* Start Task material *

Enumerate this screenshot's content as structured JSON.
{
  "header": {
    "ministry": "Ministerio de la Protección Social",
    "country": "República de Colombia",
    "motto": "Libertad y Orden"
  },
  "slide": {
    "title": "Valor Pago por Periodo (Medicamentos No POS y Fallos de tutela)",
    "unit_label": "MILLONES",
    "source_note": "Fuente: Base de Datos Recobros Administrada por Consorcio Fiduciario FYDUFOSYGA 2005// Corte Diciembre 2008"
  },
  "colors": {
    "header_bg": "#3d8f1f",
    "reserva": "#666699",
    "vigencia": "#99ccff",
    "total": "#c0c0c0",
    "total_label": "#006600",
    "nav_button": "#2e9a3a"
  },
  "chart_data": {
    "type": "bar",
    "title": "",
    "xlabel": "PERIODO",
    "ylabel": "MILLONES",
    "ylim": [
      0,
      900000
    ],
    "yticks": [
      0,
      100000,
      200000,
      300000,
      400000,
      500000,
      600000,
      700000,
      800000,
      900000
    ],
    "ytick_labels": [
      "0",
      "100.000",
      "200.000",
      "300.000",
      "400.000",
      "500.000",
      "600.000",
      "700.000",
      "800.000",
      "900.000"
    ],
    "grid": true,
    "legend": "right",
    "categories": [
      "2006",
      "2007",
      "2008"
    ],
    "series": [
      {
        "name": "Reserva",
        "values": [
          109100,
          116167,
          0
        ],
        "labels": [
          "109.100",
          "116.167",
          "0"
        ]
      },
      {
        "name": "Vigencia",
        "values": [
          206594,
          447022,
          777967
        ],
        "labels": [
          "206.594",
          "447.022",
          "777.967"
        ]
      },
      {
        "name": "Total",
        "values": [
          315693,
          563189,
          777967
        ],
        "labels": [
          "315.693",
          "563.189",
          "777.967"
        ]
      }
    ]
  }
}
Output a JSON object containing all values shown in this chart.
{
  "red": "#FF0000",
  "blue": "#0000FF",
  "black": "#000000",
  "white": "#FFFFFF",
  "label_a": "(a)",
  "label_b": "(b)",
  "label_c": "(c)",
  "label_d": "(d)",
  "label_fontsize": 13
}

* End Task material *

Reproduce the complete data exactly as presented above.

*Answer in full*.
Enumerate this screenshot's content as structured JSON.
{
  "header": {
    "ministry": "Ministerio de la Protección Social",
    "country": "República de Colombia",
    "motto": "Libertad y Orden"
  },
  "slide": {
    "title": "Valor Pago por Periodo (Medicamentos No POS y Fallos de tutela)",
    "unit_label": "MILLONES",
    "source_note": "Fuente: Base de Datos Recobros Administrada por Consorcio Fiduciario FYDUFOSYGA 2005// Corte Diciembre 2008"
  },
  "colors": {
    "header_bg": "#3d8f1f",
    "reserva": "#666699",
    "vigencia": "#99ccff",
    "total": "#c0c0c0",
    "total_label": "#006600",
    "nav_button": "#2e9a3a"
  },
  "chart_data": {
    "type": "bar",
    "title": "",
    "xlabel": "PERIODO",
    "ylabel": "MILLONES",
    "ylim": [
      0,
      900000
    ],
    "yticks": [
      0,
      100000,
      200000,
      300000,
      400000,
      500000,
      600000,
      700000,
      800000,
      900000
    ],
    "ytick_labels": [
      "0",
      "100.000",
      "200.000",
      "300.000",
      "400.000",
      "500.000",
      "600.000",
      "700.000",
      "800.000",
      "900.000"
    ],
    "grid": true,
    "legend": "right",
    "categories": [
      "2006",
      "2007",
      "2008"
    ],
    "series": [
      {
        "name": "Reserva",
        "values": [
          109100,
          116167,
          0
        ],
        "labels": [
          "109.100",
          "116.167",
          "0"
        ]
      },
      {
        "name": "Vigencia",
        "values": [
          206594,
          447022,
          777967
        ],
        "labels": [
          "206.594",
          "447.022",
          "777.967"
        ]
      },
      {
        "name": "Total",
        "values": [
          315693,
          563189,
          777967
        ],
        "labels": [
          "315.693",
          "563.189",
          "777.967"
        ]
      }
    ]
  }
}
Output a JSON object containing all values shown in this chart.
{
  "red": "#FF0000",
  "blue": "#0000FF",
  "black": "#000000",
  "white": "#FFFFFF",
  "label_a": "(a)",
  "label_b": "(b)",
  "label_c": "(c)",
  "label_d": "(d)",
  "label_fontsize": 13
}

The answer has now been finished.